Spot each line that carries the word "true"; copy those lines.

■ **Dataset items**
►

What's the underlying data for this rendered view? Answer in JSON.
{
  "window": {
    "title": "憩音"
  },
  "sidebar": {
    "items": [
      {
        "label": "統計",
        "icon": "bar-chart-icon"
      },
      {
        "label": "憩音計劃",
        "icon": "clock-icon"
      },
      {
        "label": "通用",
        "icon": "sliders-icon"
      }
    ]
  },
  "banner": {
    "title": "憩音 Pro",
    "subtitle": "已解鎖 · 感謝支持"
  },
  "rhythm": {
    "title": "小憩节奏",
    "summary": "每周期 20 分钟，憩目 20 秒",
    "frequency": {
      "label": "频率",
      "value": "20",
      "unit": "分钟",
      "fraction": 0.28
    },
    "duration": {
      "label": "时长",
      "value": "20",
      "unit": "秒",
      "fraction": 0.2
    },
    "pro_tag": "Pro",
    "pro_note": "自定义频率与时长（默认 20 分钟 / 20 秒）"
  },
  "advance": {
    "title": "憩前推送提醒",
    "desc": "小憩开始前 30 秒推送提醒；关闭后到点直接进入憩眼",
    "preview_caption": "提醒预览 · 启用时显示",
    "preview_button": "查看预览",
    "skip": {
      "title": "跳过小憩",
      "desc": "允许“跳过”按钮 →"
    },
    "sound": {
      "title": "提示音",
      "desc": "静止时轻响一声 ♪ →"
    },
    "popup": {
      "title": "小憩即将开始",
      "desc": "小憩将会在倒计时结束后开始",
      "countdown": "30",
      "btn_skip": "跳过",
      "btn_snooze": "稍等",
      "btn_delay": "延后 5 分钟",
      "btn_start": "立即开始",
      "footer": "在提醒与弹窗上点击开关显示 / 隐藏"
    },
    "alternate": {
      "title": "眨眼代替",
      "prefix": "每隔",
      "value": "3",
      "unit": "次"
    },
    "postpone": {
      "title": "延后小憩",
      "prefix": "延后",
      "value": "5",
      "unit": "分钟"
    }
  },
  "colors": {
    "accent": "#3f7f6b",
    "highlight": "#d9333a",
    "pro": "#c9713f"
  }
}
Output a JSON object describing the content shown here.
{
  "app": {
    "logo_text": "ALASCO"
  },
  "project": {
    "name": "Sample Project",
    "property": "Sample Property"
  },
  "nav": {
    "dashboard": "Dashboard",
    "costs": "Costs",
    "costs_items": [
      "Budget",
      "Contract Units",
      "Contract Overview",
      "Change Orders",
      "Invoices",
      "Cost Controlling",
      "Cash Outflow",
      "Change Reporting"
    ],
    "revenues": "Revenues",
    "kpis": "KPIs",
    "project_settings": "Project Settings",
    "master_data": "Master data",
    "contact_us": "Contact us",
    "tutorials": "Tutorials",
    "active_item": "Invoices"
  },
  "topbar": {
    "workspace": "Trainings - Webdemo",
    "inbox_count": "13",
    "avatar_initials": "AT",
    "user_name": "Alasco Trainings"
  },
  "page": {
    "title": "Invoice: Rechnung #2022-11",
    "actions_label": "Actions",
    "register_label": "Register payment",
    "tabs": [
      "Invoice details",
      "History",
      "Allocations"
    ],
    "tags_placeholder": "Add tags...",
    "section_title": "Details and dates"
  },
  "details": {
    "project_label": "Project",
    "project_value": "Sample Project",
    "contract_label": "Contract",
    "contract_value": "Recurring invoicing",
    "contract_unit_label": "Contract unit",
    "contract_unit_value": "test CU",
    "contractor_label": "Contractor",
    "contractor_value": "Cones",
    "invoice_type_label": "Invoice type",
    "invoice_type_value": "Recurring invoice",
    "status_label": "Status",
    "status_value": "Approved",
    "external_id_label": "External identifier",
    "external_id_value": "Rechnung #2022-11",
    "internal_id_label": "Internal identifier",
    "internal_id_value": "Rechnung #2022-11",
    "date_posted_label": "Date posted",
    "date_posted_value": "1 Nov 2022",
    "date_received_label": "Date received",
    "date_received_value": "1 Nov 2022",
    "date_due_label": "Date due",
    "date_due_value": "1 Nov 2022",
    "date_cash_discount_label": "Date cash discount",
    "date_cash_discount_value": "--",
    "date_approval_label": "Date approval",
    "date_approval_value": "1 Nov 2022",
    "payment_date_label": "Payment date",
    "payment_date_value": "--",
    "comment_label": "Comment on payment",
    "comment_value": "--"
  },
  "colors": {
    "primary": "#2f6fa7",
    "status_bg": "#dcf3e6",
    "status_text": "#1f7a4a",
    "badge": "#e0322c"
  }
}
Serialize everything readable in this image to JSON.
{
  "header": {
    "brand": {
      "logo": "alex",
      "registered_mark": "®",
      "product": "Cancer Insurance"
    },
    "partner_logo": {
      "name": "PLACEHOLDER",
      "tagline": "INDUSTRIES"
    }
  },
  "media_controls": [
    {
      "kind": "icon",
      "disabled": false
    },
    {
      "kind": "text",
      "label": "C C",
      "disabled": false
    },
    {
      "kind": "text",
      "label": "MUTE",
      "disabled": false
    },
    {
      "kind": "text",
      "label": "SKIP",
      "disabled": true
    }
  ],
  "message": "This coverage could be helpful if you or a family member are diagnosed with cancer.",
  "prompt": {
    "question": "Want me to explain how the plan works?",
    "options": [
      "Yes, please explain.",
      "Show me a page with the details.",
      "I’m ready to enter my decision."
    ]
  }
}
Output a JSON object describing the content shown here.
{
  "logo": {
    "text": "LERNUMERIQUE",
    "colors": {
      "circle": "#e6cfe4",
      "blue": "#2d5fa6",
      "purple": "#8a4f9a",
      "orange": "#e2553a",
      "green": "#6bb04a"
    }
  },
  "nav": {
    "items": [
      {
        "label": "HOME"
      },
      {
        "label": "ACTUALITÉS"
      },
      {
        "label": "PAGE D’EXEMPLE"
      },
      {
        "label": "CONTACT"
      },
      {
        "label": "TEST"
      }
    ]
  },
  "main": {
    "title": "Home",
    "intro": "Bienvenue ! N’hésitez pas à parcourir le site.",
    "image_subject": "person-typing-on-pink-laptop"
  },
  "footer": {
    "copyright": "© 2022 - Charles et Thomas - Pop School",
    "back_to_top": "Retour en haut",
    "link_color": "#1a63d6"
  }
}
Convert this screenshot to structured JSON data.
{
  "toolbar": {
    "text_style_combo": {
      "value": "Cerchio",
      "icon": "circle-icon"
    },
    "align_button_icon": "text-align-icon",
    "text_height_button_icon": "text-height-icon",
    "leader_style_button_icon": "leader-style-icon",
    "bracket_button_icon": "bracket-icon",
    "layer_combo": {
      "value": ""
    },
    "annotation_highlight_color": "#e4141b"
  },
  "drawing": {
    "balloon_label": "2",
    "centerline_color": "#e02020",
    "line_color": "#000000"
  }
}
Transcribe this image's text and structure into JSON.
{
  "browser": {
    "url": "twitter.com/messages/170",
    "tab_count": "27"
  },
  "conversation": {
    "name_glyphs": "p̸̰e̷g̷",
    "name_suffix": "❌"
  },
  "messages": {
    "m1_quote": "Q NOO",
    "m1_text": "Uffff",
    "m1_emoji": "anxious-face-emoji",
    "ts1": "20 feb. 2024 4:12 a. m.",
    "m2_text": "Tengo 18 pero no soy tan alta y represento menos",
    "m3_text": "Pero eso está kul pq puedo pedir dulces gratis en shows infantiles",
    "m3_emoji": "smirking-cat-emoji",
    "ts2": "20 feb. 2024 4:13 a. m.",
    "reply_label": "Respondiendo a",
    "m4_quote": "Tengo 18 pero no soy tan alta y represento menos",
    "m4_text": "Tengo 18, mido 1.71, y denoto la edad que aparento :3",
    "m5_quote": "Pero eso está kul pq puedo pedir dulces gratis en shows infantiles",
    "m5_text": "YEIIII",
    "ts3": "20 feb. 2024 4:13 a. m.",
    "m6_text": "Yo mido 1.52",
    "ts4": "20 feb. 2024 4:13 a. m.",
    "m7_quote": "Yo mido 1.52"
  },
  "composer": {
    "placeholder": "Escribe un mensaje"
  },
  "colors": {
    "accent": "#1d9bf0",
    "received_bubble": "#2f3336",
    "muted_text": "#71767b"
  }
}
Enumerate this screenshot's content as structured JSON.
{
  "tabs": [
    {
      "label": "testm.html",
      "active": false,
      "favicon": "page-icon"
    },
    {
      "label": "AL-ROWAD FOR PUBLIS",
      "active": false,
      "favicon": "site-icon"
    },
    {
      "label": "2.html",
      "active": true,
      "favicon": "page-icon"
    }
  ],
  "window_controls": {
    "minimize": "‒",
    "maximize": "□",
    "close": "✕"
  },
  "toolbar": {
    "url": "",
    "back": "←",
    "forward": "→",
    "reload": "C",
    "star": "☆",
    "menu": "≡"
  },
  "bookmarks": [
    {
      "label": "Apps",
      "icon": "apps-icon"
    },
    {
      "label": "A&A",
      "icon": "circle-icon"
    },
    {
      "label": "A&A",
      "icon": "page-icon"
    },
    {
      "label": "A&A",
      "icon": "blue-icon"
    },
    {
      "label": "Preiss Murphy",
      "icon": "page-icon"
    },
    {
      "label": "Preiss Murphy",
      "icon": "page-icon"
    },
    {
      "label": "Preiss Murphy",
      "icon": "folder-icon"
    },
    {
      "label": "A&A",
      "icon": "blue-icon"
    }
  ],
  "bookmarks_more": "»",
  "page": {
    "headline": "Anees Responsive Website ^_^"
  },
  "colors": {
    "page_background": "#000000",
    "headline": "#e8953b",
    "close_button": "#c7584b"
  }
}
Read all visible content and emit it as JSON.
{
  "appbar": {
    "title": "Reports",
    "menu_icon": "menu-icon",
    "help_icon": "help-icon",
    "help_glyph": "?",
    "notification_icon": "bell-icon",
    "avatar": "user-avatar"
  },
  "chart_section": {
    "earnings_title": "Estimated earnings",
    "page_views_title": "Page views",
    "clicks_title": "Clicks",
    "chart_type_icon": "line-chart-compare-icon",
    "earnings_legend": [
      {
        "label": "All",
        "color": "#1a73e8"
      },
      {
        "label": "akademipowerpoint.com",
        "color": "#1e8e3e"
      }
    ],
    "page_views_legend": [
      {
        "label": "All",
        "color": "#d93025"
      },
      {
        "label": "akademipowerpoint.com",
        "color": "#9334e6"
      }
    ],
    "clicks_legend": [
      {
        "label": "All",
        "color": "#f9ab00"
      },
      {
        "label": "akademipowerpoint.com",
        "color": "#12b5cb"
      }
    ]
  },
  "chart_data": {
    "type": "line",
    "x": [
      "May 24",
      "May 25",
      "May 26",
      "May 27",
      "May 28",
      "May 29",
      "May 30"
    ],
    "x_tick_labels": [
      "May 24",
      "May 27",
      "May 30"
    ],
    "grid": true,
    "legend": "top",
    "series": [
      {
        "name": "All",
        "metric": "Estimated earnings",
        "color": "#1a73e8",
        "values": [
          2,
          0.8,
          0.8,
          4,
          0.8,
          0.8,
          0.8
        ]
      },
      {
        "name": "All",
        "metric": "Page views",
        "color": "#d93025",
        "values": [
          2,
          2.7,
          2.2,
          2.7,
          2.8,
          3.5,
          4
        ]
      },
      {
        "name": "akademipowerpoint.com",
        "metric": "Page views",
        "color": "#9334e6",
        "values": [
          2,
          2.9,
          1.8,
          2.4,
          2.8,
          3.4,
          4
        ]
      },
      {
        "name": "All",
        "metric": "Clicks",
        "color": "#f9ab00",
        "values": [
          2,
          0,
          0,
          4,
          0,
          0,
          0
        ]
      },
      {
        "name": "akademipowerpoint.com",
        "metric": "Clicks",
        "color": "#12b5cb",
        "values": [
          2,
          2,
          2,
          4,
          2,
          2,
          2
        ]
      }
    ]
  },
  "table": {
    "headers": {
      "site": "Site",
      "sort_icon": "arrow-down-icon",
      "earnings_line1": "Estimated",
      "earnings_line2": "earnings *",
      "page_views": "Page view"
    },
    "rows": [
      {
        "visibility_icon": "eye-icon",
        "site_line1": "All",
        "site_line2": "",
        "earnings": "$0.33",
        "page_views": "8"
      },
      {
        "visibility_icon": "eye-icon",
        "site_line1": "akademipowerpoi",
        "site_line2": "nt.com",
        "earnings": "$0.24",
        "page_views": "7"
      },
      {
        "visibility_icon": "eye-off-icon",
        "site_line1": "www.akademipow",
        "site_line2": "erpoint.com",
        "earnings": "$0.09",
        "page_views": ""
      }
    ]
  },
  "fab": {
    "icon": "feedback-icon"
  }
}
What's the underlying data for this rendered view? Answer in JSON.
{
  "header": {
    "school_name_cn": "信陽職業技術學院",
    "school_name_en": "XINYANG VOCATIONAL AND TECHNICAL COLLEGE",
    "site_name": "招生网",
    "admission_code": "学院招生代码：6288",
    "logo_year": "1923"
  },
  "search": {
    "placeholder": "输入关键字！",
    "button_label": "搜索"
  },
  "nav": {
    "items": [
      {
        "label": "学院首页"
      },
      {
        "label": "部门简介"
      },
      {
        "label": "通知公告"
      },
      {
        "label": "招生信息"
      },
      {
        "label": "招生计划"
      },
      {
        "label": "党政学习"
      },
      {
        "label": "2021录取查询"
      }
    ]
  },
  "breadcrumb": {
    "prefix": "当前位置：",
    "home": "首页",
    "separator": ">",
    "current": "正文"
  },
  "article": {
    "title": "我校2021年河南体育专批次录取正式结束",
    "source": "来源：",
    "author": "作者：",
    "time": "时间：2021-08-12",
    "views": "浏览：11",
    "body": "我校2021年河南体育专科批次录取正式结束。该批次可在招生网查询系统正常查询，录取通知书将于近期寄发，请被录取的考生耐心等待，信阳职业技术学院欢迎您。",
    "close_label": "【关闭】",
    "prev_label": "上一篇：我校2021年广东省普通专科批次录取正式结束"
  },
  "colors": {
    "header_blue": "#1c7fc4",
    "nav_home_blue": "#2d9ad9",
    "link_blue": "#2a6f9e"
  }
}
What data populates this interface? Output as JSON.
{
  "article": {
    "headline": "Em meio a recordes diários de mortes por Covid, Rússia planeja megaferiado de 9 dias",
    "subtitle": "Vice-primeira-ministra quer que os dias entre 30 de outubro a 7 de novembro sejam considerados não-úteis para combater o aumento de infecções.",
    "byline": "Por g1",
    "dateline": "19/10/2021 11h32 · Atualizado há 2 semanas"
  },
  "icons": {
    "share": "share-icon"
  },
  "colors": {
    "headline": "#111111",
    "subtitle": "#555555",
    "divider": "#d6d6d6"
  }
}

◄

■ **Written solution**
      "disabled": true
      "active": true,
    "grid": true,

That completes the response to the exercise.